» **Goal of the exercise**
Restate the data word for word and leave the images out.

» **Entries**

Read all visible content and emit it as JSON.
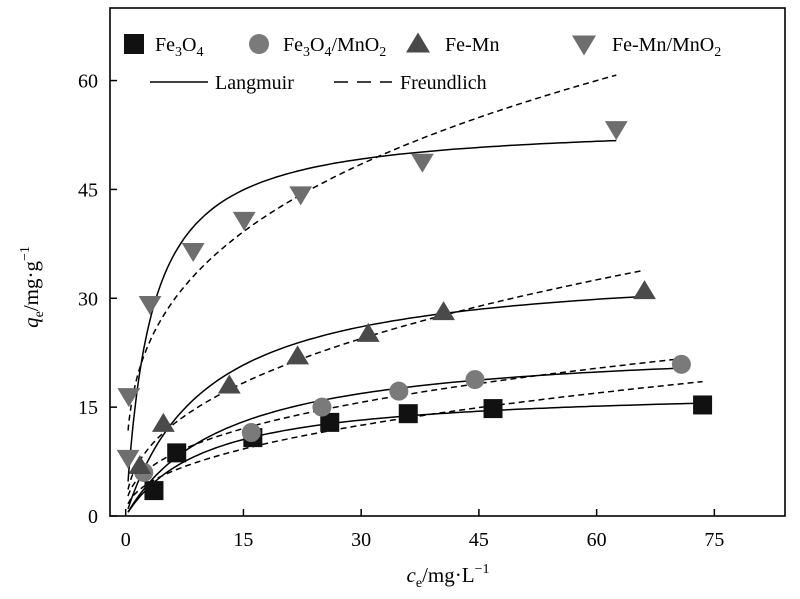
{
  "chart_data": {
    "type": "scatter",
    "title": "",
    "xlabel_parts": [
      "c",
      "e",
      "/mg·L",
      "−1"
    ],
    "ylabel_parts": [
      "q",
      "e",
      "/mg·g",
      "−1"
    ],
    "xlim": [
      -2,
      84
    ],
    "ylim": [
      0,
      70
    ],
    "xticks": [
      0,
      15,
      30,
      45,
      60,
      75
    ],
    "yticks": [
      0,
      15,
      30,
      45,
      60
    ],
    "grid": false,
    "legend_position": "top",
    "series": [
      {
        "name_parts": [
          "Fe",
          "3",
          "O",
          "4"
        ],
        "marker": "square",
        "color": "#111111",
        "x": [
          3.6,
          6.5,
          16.2,
          26.0,
          36.0,
          46.8,
          73.5
        ],
        "y": [
          3.5,
          8.7,
          10.8,
          12.9,
          14.1,
          14.8,
          15.3
        ]
      },
      {
        "name_parts": [
          "Fe",
          "3",
          "O",
          "4",
          "/MnO",
          "2"
        ],
        "marker": "circle",
        "color": "#7a7a7a",
        "x": [
          2.3,
          16.0,
          25.0,
          34.8,
          44.5,
          70.8
        ],
        "y": [
          6.0,
          11.5,
          15.0,
          17.2,
          18.8,
          20.9
        ]
      },
      {
        "name_parts": [
          "Fe-Mn"
        ],
        "marker": "triangle-up",
        "color": "#4a4a4a",
        "x": [
          1.8,
          4.8,
          13.2,
          21.9,
          30.9,
          40.5,
          66.1
        ],
        "y": [
          6.9,
          12.7,
          18.0,
          22.0,
          25.1,
          28.1,
          31.0
        ]
      },
      {
        "name_parts": [
          "Fe-Mn/MnO",
          "2"
        ],
        "marker": "triangle-down",
        "color": "#6e6e6e",
        "x": [
          0.3,
          0.4,
          3.1,
          8.6,
          15.1,
          22.3,
          37.8,
          62.5
        ],
        "y": [
          8.0,
          16.5,
          29.2,
          36.5,
          40.8,
          44.3,
          48.8,
          53.3
        ]
      }
    ],
    "fit_legend": [
      {
        "name": "Langmuir",
        "style": "solid"
      },
      {
        "name": "Freundlich",
        "style": "dashed"
      }
    ]
  }
}
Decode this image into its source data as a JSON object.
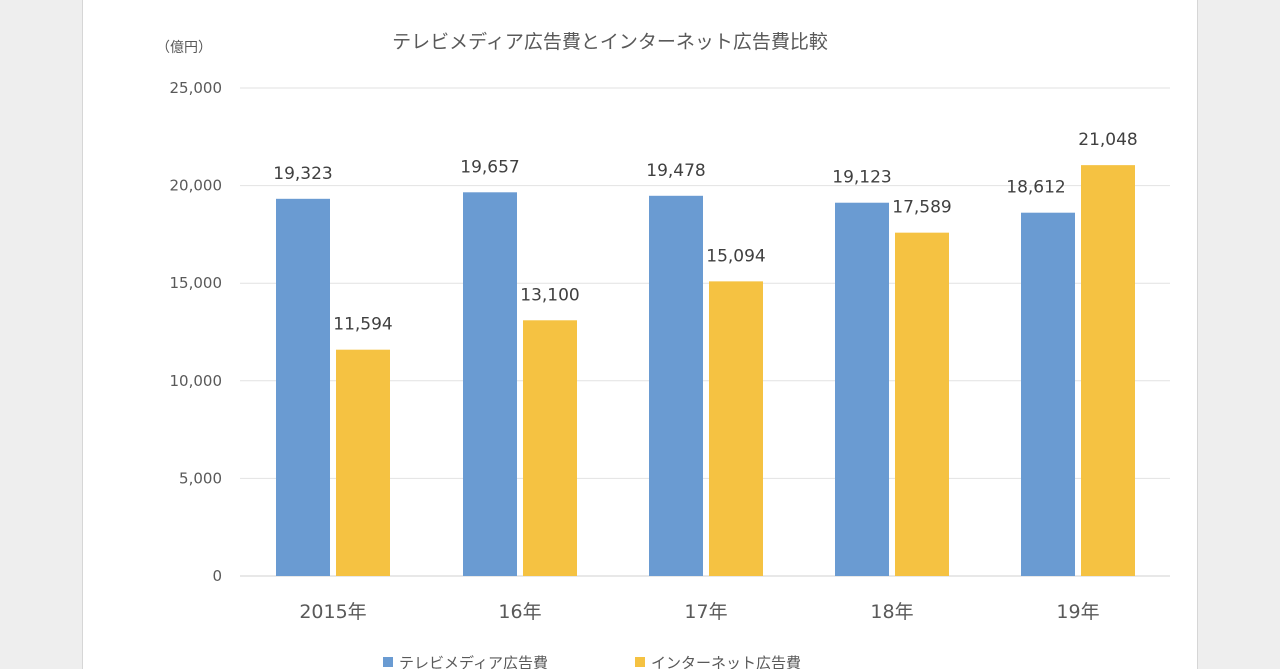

» **Reply**
Read all visible content and emit it as JSON.
{
  "chart_data": {
    "type": "scatter",
    "title": "",
    "xlabel_parts": [
      "c",
      "e",
      "/mg·L",
      "−1"
    ],
    "ylabel_parts": [
      "q",
      "e",
      "/mg·g",
      "−1"
    ],
    "xlim": [
      -2,
      84
    ],
    "ylim": [
      0,
      70
    ],
    "xticks": [
      0,
      15,
      30,
      45,
      60,
      75
    ],
    "yticks": [
      0,
      15,
      30,
      45,
      60
    ],
    "grid": false,
    "legend_position": "top",
    "series": [
      {
        "name_parts": [
          "Fe",
          "3",
          "O",
          "4"
        ],
        "marker": "square",
        "color": "#111111",
        "x": [
          3.6,
          6.5,
          16.2,
          26.0,
          36.0,
          46.8,
          73.5
        ],
        "y": [
          3.5,
          8.7,
          10.8,
          12.9,
          14.1,
          14.8,
          15.3
        ]
      },
      {
        "name_parts": [
          "Fe",
          "3",
          "O",
          "4",
          "/MnO",
          "2"
        ],
        "marker": "circle",
        "color": "#7a7a7a",
        "x": [
          2.3,
          16.0,
          25.0,
          34.8,
          44.5,
          70.8
        ],
        "y": [
          6.0,
          11.5,
          15.0,
          17.2,
          18.8,
          20.9
        ]
      },
      {
        "name_parts": [
          "Fe-Mn"
        ],
        "marker": "triangle-up",
        "color": "#4a4a4a",
        "x": [
          1.8,
          4.8,
          13.2,
          21.9,
          30.9,
          40.5,
          66.1
        ],
        "y": [
          6.9,
          12.7,
          18.0,
          22.0,
          25.1,
          28.1,
          31.0
        ]
      },
      {
        "name_parts": [
          "Fe-Mn/MnO",
          "2"
        ],
        "marker": "triangle-down",
        "color": "#6e6e6e",
        "x": [
          0.3,
          0.4,
          3.1,
          8.6,
          15.1,
          22.3,
          37.8,
          62.5
        ],
        "y": [
          8.0,
          16.5,
          29.2,
          36.5,
          40.8,
          44.3,
          48.8,
          53.3
        ]
      }
    ],
    "fit_legend": [
      {
        "name": "Langmuir",
        "style": "solid"
      },
      {
        "name": "Freundlich",
        "style": "dashed"
      }
    ]
  }
}
Decode this image into its source data as a JSON object.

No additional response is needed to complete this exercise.